**How to complete this task:** Rewrite the part of the GSR forum post starting with "Drew Weaver drew.weaver" and going on through "of the covenant.", putting "the warehouse" wherever "storage" appears.

[Excerpted passage Boundary: Start]

[c-nsp] Having a fun time with a GSR!

Drew Weaver drew.weaver at thenap.com
Sun Apr 16 06:59:50 EDT 2006


Hi there, we had an old GSR lying about in storage and thought we'd try
to use it to light up some transit. We are now thinking about putting it
back in storage like the arc of the covenant.

At any rate perhaps you could help me figure out what the issue is here:

First, on Friday we got everything configured in time to start an early
holiday weekend whooo! About an hour after everyone left I got a page,
the new router is acting funny:

Apr 14 12:47:50.509 EST: %BGP-5-ADJCHANGE: neighbor 10.1.0.9 Up
SLOT 1:Apr 14 14:29:18.800 EST: %ALIGN-3-SPURIOUS: Spurious memory
access made at 0x40D057D8 reading 0x14
SLOT 1:Apr 14 14:29:18.800 EST: %ALIGN-3-TRACE: -Traceback= 40D057D8
40A8940C 408C810C 400F4D78 00000000 00000000 00000000 00000000
SLOT 1:Apr 14 14:30:18.780 EST: %ALIGN-3-SPURIOUS: Spurious memory
access made at 0x40D057D8 reading 0x14
SLOT 1:Apr 14 14:30:18.780 EST: %ALIGN-3-TRACE: -Traceback= 40D057D8
406BEC00 408BD740 408C7F7C 400F4D78 00000000 00000000 00000000

So I'm like.. "Ok" it seems fine except for that error message.. well it
was, except no traffic would pass through anything on slot 1; which
happened to be an FE-8 card. So, we reloaded, it came back up fine;
through investigation learned that SPURIOUS is a software bug.. no
biggie!

[Excerpted passage Boundary: End]
[Records shown Boundary: Start]

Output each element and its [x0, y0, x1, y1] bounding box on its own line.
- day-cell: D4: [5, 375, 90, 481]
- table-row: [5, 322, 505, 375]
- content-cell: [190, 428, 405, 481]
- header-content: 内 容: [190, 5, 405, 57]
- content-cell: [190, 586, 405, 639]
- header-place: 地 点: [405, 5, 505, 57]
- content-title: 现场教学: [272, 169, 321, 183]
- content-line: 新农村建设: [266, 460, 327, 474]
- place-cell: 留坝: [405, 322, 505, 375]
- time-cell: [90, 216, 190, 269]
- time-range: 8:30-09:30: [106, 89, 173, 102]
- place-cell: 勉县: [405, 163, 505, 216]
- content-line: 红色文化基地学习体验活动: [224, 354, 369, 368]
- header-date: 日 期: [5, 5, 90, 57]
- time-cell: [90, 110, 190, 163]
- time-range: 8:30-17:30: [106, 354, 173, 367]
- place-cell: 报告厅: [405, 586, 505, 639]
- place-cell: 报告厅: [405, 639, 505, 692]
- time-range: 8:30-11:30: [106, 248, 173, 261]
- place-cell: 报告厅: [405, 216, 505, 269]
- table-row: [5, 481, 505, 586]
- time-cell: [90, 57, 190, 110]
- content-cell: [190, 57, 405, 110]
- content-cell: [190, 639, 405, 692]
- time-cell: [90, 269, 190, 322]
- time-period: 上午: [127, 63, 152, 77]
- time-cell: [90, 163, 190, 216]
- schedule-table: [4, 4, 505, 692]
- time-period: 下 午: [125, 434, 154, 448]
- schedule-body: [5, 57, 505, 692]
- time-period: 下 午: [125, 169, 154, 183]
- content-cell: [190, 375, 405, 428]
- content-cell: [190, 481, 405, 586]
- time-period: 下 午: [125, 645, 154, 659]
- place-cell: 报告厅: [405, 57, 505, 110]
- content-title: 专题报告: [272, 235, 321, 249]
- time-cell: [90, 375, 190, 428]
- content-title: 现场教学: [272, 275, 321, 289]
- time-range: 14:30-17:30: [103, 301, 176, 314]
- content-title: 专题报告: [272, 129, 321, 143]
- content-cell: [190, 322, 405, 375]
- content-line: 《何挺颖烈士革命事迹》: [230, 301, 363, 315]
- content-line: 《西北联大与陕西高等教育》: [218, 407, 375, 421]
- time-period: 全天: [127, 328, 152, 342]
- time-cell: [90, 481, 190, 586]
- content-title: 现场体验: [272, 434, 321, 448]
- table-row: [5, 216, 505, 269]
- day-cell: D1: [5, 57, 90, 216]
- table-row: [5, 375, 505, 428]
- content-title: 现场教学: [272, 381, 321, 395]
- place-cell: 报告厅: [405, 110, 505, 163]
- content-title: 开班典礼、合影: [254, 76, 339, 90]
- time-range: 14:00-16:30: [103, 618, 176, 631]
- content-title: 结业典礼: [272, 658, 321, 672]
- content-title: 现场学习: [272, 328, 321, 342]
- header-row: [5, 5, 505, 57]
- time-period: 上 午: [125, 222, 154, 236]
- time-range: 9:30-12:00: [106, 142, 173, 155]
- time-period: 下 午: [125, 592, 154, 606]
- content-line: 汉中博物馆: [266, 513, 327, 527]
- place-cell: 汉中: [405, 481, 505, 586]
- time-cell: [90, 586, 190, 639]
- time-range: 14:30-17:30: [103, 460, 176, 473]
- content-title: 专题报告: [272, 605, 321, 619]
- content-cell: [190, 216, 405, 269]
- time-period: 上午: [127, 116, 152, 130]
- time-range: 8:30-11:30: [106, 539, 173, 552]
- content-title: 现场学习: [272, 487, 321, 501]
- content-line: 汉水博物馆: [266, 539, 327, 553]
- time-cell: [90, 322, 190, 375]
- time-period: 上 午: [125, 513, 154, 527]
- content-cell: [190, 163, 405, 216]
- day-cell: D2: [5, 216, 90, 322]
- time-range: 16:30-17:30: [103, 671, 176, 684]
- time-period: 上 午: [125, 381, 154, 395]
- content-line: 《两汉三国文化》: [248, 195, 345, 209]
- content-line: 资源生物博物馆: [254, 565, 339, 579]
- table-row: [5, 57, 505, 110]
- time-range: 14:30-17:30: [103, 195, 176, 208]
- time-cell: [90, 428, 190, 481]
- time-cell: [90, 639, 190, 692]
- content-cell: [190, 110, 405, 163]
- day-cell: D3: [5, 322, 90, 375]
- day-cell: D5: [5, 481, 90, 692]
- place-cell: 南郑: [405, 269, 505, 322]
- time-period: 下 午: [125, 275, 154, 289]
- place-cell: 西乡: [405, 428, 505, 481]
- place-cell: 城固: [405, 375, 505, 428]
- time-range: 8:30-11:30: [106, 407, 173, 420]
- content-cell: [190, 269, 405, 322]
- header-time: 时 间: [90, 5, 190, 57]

[Records shown Boundary: End]

**Answer space:**
Drew Weaver drew.weaver at thenap.com
Sun Apr 16 06:59:50 EDT 2006


Hi there, we had an old GSR lying about in the warehouse and thought we'd try
to use it to light up some transit. We are now thinking about putting it
back in the warehouse like the arc of the covenant.